▶ DIRECTIONS
Locate the word "this" in the entries below, then gather every line that holds it.

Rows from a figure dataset

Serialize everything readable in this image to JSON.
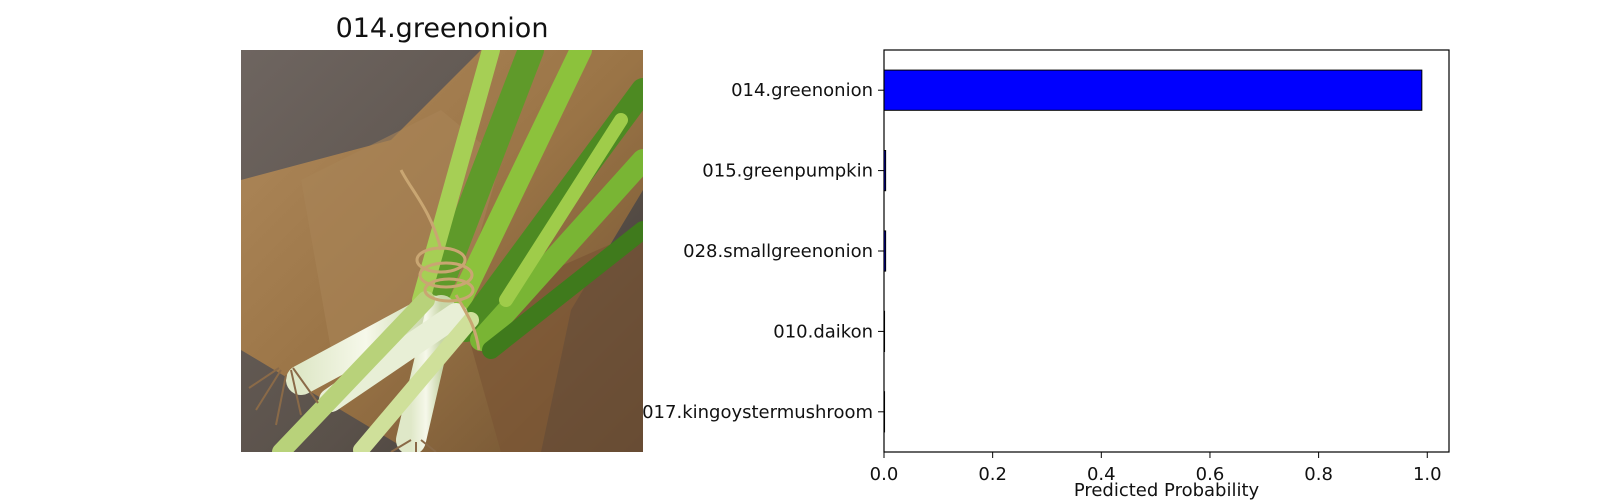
{
  "image_panel": {
    "title": "014.greenonion",
    "photo_subject": "green onions tied with twine on burlap"
  },
  "colors": {
    "bar_fill": "#0000ff",
    "bar_edge": "#000000",
    "background": "#ffffff"
  },
  "chart_data": {
    "type": "bar",
    "orientation": "horizontal",
    "categories": [
      "014.greenonion",
      "015.greenpumpkin",
      "028.smallgreenonion",
      "010.daikon",
      "017.kingoystermushroom"
    ],
    "values": [
      0.99,
      0.003,
      0.003,
      0.001,
      0.001
    ],
    "title": "",
    "xlabel": "Predicted Probability",
    "ylabel": "",
    "xlim": [
      0,
      1.04
    ],
    "xticks": [
      "0.0",
      "0.2",
      "0.4",
      "0.6",
      "0.8",
      "1.0"
    ],
    "grid": false
  }
}
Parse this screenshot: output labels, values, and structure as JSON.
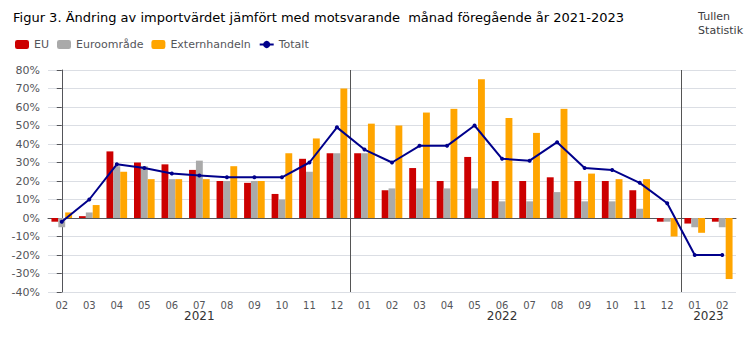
{
  "chart_data": {
    "type": "bar",
    "title": "Figur 3. Ändring av importvärdet jämfört med motsvarande  månad föregående år 2021-2023",
    "watermark": "Tullen\nStatistik",
    "categories": [
      "02",
      "03",
      "04",
      "05",
      "06",
      "07",
      "08",
      "09",
      "10",
      "11",
      "12",
      "01",
      "02",
      "03",
      "04",
      "05",
      "06",
      "07",
      "08",
      "09",
      "10",
      "11",
      "12",
      "01",
      "02"
    ],
    "series": [
      {
        "name": "EU",
        "type": "bar",
        "color": "#cc0000",
        "values": [
          -2,
          1,
          36,
          30,
          29,
          26,
          20,
          19,
          13,
          32,
          35,
          35,
          15,
          27,
          20,
          33,
          20,
          20,
          22,
          20,
          20,
          15,
          -2,
          -3,
          -2
        ]
      },
      {
        "name": "Euroområde",
        "type": "bar",
        "color": "#aaaaaa",
        "values": [
          -5,
          3,
          28,
          28,
          21,
          31,
          20,
          20,
          10,
          25,
          35,
          35,
          16,
          16,
          16,
          16,
          9,
          9,
          14,
          9,
          9,
          5,
          -2,
          -5,
          -5
        ]
      },
      {
        "name": "Externhandeln",
        "type": "bar",
        "color": "#ffa500",
        "values": [
          3,
          7,
          25,
          21,
          21,
          21,
          28,
          20,
          35,
          43,
          70,
          51,
          50,
          57,
          59,
          75,
          54,
          46,
          59,
          24,
          21,
          21,
          -10,
          -8,
          -33
        ]
      },
      {
        "name": "Totalt",
        "type": "line",
        "marker": "circle",
        "color": "#00008b",
        "values": [
          -2,
          10,
          29,
          27,
          24,
          23,
          22,
          22,
          22,
          30,
          49,
          37,
          30,
          39,
          39,
          50,
          32,
          31,
          41,
          27,
          26,
          19,
          8,
          -20,
          -20
        ]
      }
    ],
    "separators": [
      10.5,
      22.5
    ],
    "annotations": [
      {
        "text": "2021",
        "x": 5.0
      },
      {
        "text": "2022",
        "x": 16.0
      },
      {
        "text": "2023",
        "x": 23.5
      }
    ],
    "ylim": [
      -40,
      80
    ],
    "yticks": [
      {
        "value": -40,
        "label": "-40%"
      },
      {
        "value": -30,
        "label": "-30%"
      },
      {
        "value": -20,
        "label": "-20%"
      },
      {
        "value": -10,
        "label": "-10%"
      },
      {
        "value": 0,
        "label": "0%"
      },
      {
        "value": 10,
        "label": "10%"
      },
      {
        "value": 20,
        "label": "20%"
      },
      {
        "value": 30,
        "label": "30%"
      },
      {
        "value": 40,
        "label": "40%"
      },
      {
        "value": 50,
        "label": "50%"
      },
      {
        "value": 60,
        "label": "60%"
      },
      {
        "value": 70,
        "label": "70%"
      },
      {
        "value": 80,
        "label": "80%"
      }
    ],
    "grid": true,
    "legend": "upper left"
  }
}
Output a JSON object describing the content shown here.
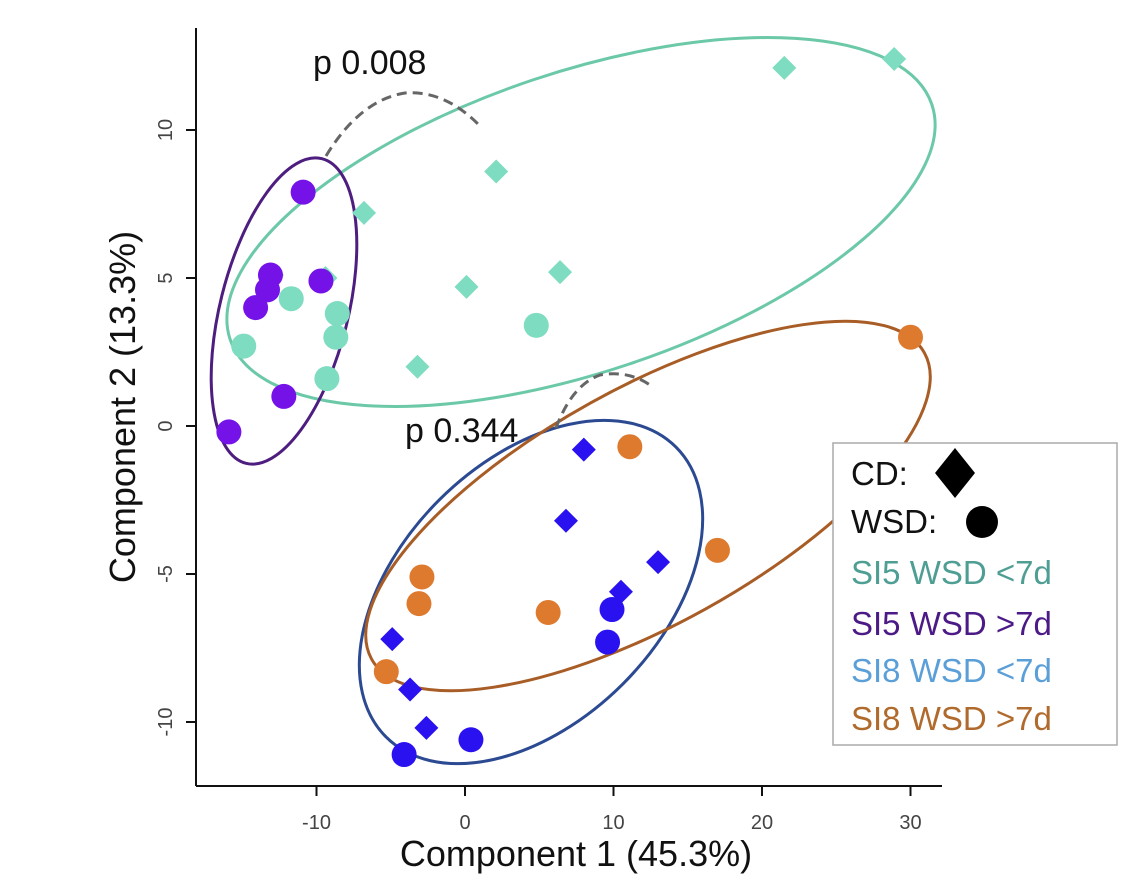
{
  "chart_data": {
    "type": "scatter",
    "xlabel": "Component 1 (45.3%)",
    "ylabel": "Component 2 (13.3%)",
    "xlim": [
      -18,
      32
    ],
    "ylim": [
      -12.3,
      13.5
    ],
    "xticks": [
      -10,
      0,
      10,
      20,
      30
    ],
    "yticks": [
      -10,
      -5,
      0,
      5,
      10
    ],
    "xtick_labels": [
      "-10",
      "0",
      "10",
      "20",
      "30"
    ],
    "ytick_labels": [
      "-10",
      "-5",
      "0",
      "5",
      "10"
    ],
    "grid": false,
    "legend": {
      "position": "right",
      "shape_entries": [
        {
          "label": "CD:",
          "marker": "diamond"
        },
        {
          "label": "WSD:",
          "marker": "circle"
        }
      ],
      "group_entries": [
        "SI5 WSD <7d",
        "SI5 WSD >7d",
        "SI8 WSD <7d",
        "SI8 WSD >7d"
      ]
    },
    "series": [
      {
        "name": "SI5 WSD <7d",
        "color": "#7EDCC0",
        "ellipse_color": "#6CC9A8",
        "diamonds": [
          [
            21.5,
            12.1
          ],
          [
            28.9,
            12.4
          ],
          [
            2.1,
            8.6
          ],
          [
            -6.8,
            7.2
          ],
          [
            6.4,
            5.2
          ],
          [
            0.1,
            4.7
          ],
          [
            -3.2,
            2.0
          ],
          [
            -9.4,
            5.0
          ],
          [
            -13.0,
            5.1
          ]
        ],
        "circles": [
          [
            -11.7,
            4.3
          ],
          [
            -14.9,
            2.7
          ],
          [
            -8.6,
            3.8
          ],
          [
            -8.7,
            3.0
          ],
          [
            -9.3,
            1.6
          ],
          [
            4.8,
            3.4
          ]
        ]
      },
      {
        "name": "SI5 WSD >7d",
        "color": "#7412E8",
        "ellipse_color": "#4E1D80",
        "diamonds": [],
        "circles": [
          [
            -10.9,
            7.9
          ],
          [
            -13.1,
            5.1
          ],
          [
            -13.3,
            4.6
          ],
          [
            -9.7,
            4.9
          ],
          [
            -14.1,
            4.0
          ],
          [
            -12.2,
            1.0
          ],
          [
            -15.9,
            -0.2
          ]
        ]
      },
      {
        "name": "SI8 WSD <7d",
        "color": "#2A12F0",
        "ellipse_color": "#2B4A92",
        "diamonds": [
          [
            8.0,
            -0.8
          ],
          [
            6.8,
            -3.2
          ],
          [
            13.0,
            -4.6
          ],
          [
            10.5,
            -5.6
          ],
          [
            -4.9,
            -7.2
          ],
          [
            -3.7,
            -8.9
          ],
          [
            -2.6,
            -10.2
          ]
        ],
        "circles": [
          [
            9.9,
            -6.2
          ],
          [
            9.6,
            -7.3
          ],
          [
            0.4,
            -10.6
          ],
          [
            -4.1,
            -11.1
          ]
        ]
      },
      {
        "name": "SI8 WSD >7d",
        "color": "#DE7A2E",
        "ellipse_color": "#A95D26",
        "diamonds": [],
        "circles": [
          [
            11.1,
            -0.7
          ],
          [
            17.0,
            -4.2
          ],
          [
            -2.9,
            -5.1
          ],
          [
            -3.1,
            -6.0
          ],
          [
            5.6,
            -6.3
          ],
          [
            -5.3,
            -8.3
          ],
          [
            30.0,
            3.0
          ]
        ]
      }
    ],
    "annotations": [
      {
        "text": "p 0.008"
      },
      {
        "text": "p 0.344"
      }
    ]
  }
}
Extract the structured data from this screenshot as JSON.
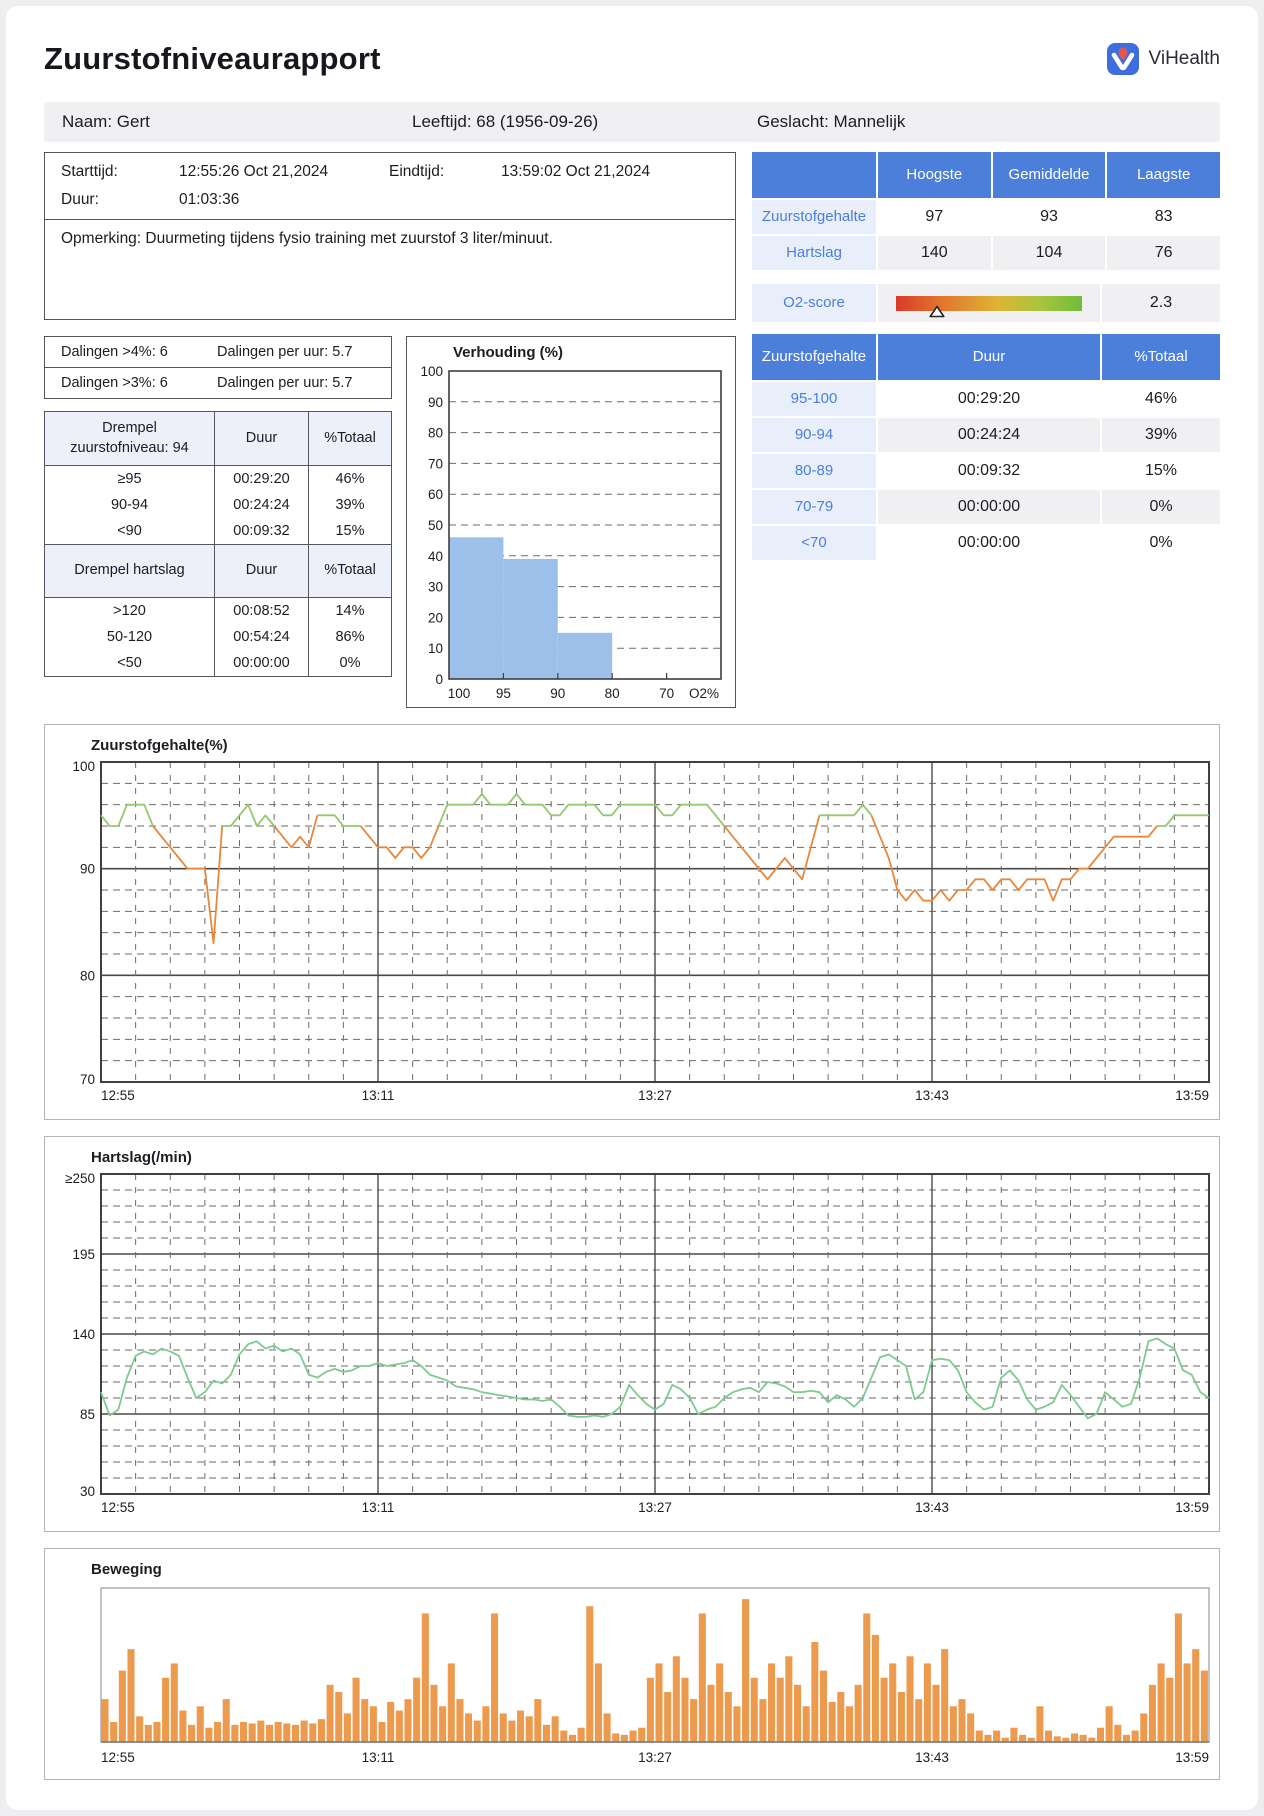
{
  "report": {
    "title": "Zuurstofniveaurapport",
    "brand": "ViHealth",
    "patient": {
      "name": "Naam: Gert",
      "age": "Leeftijd: 68  (1956-09-26)",
      "gender": "Geslacht: Mannelijk"
    },
    "session": {
      "start_label": "Starttijd:",
      "start": "12:55:26 Oct 21,2024",
      "end_label": "Eindtijd:",
      "end": "13:59:02 Oct 21,2024",
      "duration_label": "Duur:",
      "duration": "01:03:36",
      "remark": "Opmerking: Duurmeting tijdens fysio training met zuurstof 3 liter/minuut."
    },
    "dalingen": {
      "row1_left": "Dalingen >4%: 6",
      "row1_right": "Dalingen per uur: 5.7",
      "row2_left": "Dalingen >3%: 6",
      "row2_right": "Dalingen per uur: 5.7"
    },
    "drempel_table": {
      "header1": [
        "Drempel\nzuurstofniveau: 94",
        "Duur",
        "%Totaal"
      ],
      "rows1": [
        [
          "≥95",
          "00:29:20",
          "46%"
        ],
        [
          "90-94",
          "00:24:24",
          "39%"
        ],
        [
          "<90",
          "00:09:32",
          "15%"
        ]
      ],
      "header2": [
        "Drempel hartslag",
        "Duur",
        "%Totaal"
      ],
      "rows2": [
        [
          ">120",
          "00:08:52",
          "14%"
        ],
        [
          "50-120",
          "00:54:24",
          "86%"
        ],
        [
          "<50",
          "00:00:00",
          "0%"
        ]
      ]
    },
    "stats_table": {
      "headers": [
        "",
        "Hoogste",
        "Gemiddelde",
        "Laagste"
      ],
      "rows": [
        [
          "Zuurstofgehalte",
          "97",
          "93",
          "83"
        ],
        [
          "Hartslag",
          "140",
          "104",
          "76"
        ]
      ]
    },
    "o2_score": {
      "label": "O2-score",
      "value": "2.3",
      "marker_pos": 0.22
    },
    "range_table": {
      "headers": [
        "Zuurstofgehalte",
        "Duur",
        "%Totaal"
      ],
      "rows": [
        [
          "95-100",
          "00:29:20",
          "46%"
        ],
        [
          "90-94",
          "00:24:24",
          "39%"
        ],
        [
          "80-89",
          "00:09:32",
          "15%"
        ],
        [
          "70-79",
          "00:00:00",
          "0%"
        ],
        [
          "<70",
          "00:00:00",
          "0%"
        ]
      ]
    }
  },
  "colors": {
    "accent_blue": "#4c7fd9",
    "label_bg": "#e9eefb",
    "alt_row": "#f0f0f2",
    "hist_bar": "#9cc0ea",
    "spo2_green": "#94c871",
    "spo2_orange": "#e8883c",
    "hr_green": "#7ecb8f",
    "move_orange": "#ec9a4d"
  },
  "chart_data": [
    {
      "type": "bar",
      "title": "Verhouding (%)",
      "ylabel": "",
      "xlabel": "O2%",
      "ylim": [
        0,
        100
      ],
      "y_tick_step": 10,
      "x_tick_labels": [
        "100",
        "95",
        "90",
        "80",
        "70",
        "O2%"
      ],
      "note": "x axis compressed, equal spacing between ticks; bars fill bins 100-95, 95-90, 90-80, 80-70",
      "values": [
        46,
        39,
        15,
        0
      ],
      "bar_color": "#9cc0ea",
      "grid": "dashed-horizontal"
    },
    {
      "type": "line",
      "title": "Zuurstofgehalte(%)",
      "ylim": [
        70,
        100
      ],
      "y_tick_labels": [
        "100",
        "90",
        "80",
        "70"
      ],
      "y_tick_values": [
        100,
        90,
        80,
        70
      ],
      "y_minor_step": 2,
      "x_tick_labels": [
        "12:55",
        "13:11",
        "13:27",
        "13:43",
        "13:59"
      ],
      "x_total_min": 64,
      "sample_step_min": 0.5,
      "threshold": 94,
      "color_above": "#94c871",
      "color_below": "#e8883c",
      "values": [
        95,
        94,
        94,
        96,
        96,
        96,
        94,
        93,
        92,
        91,
        90,
        90,
        90,
        83,
        94,
        94,
        95,
        96,
        94,
        95,
        94,
        93,
        92,
        93,
        92,
        95,
        95,
        95,
        94,
        94,
        94,
        93,
        92,
        92,
        91,
        92,
        92,
        91,
        92,
        94,
        96,
        96,
        96,
        96,
        97,
        96,
        96,
        96,
        97,
        96,
        96,
        96,
        95,
        95,
        96,
        96,
        96,
        96,
        95,
        95,
        96,
        96,
        96,
        96,
        96,
        95,
        95,
        96,
        96,
        96,
        96,
        95,
        94,
        93,
        92,
        91,
        90,
        89,
        90,
        91,
        90,
        89,
        92,
        95,
        95,
        95,
        95,
        95,
        96,
        95,
        93,
        91,
        88,
        87,
        88,
        87,
        87,
        88,
        87,
        88,
        88,
        89,
        89,
        88,
        89,
        89,
        88,
        89,
        89,
        89,
        87,
        89,
        89,
        90,
        90,
        91,
        92,
        93,
        93,
        93,
        93,
        93,
        94,
        94,
        95,
        95,
        95,
        95,
        95
      ]
    },
    {
      "type": "line",
      "title": "Hartslag(/min)",
      "ylim": [
        30,
        250
      ],
      "y_tick_labels": [
        "≥250",
        "195",
        "140",
        "85",
        "30"
      ],
      "y_tick_values": [
        250,
        195,
        140,
        85,
        30
      ],
      "y_minor_step": 11,
      "x_tick_labels": [
        "12:55",
        "13:11",
        "13:27",
        "13:43",
        "13:59"
      ],
      "x_total_min": 64,
      "sample_step_min": 0.5,
      "color": "#7ecb8f",
      "values": [
        100,
        84,
        88,
        110,
        125,
        128,
        126,
        130,
        128,
        125,
        110,
        96,
        100,
        108,
        106,
        112,
        126,
        133,
        135,
        130,
        132,
        128,
        130,
        126,
        112,
        110,
        114,
        116,
        114,
        115,
        118,
        118,
        120,
        118,
        119,
        120,
        122,
        118,
        112,
        110,
        108,
        104,
        103,
        102,
        100,
        99,
        98,
        97,
        96,
        95,
        95,
        94,
        95,
        90,
        84,
        83,
        83,
        84,
        83,
        85,
        90,
        105,
        98,
        92,
        88,
        92,
        105,
        102,
        96,
        85,
        88,
        90,
        96,
        100,
        102,
        103,
        100,
        107,
        106,
        104,
        100,
        100,
        101,
        100,
        93,
        98,
        95,
        90,
        96,
        110,
        124,
        126,
        122,
        118,
        95,
        100,
        122,
        123,
        122,
        115,
        100,
        93,
        88,
        90,
        110,
        115,
        108,
        95,
        88,
        90,
        93,
        105,
        98,
        90,
        82,
        85,
        100,
        95,
        90,
        92,
        110,
        135,
        137,
        133,
        130,
        115,
        112,
        100,
        96
      ]
    },
    {
      "type": "bar",
      "title": "Beweging",
      "x_tick_labels": [
        "12:55",
        "13:11",
        "13:27",
        "13:43",
        "13:59"
      ],
      "x_total_min": 64,
      "bar_color": "#ec9a4d",
      "ylim": [
        0,
        105
      ],
      "values": [
        30,
        14,
        50,
        65,
        18,
        12,
        14,
        45,
        55,
        22,
        12,
        25,
        10,
        14,
        30,
        12,
        14,
        13,
        15,
        12,
        14,
        13,
        12,
        15,
        13,
        16,
        40,
        35,
        20,
        45,
        30,
        25,
        14,
        28,
        22,
        30,
        45,
        90,
        40,
        25,
        55,
        30,
        20,
        15,
        25,
        90,
        20,
        15,
        22,
        18,
        30,
        12,
        18,
        8,
        5,
        10,
        95,
        55,
        20,
        6,
        5,
        8,
        10,
        45,
        55,
        35,
        60,
        45,
        30,
        90,
        40,
        55,
        35,
        25,
        100,
        45,
        30,
        55,
        45,
        60,
        40,
        25,
        70,
        50,
        28,
        35,
        25,
        40,
        90,
        75,
        45,
        55,
        35,
        60,
        30,
        55,
        40,
        65,
        25,
        30,
        20,
        8,
        5,
        8,
        3,
        10,
        5,
        3,
        25,
        8,
        4,
        3,
        6,
        5,
        3,
        10,
        25,
        12,
        5,
        8,
        20,
        40,
        55,
        45,
        90,
        55,
        65,
        50
      ]
    }
  ]
}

▶ RESULT OF THE EXERCISE
Serialize everything readable in this image to JSON.
Parse this screenshot: output labels, values, and structure as JSON.
Extract the structured data from this screenshot as JSON.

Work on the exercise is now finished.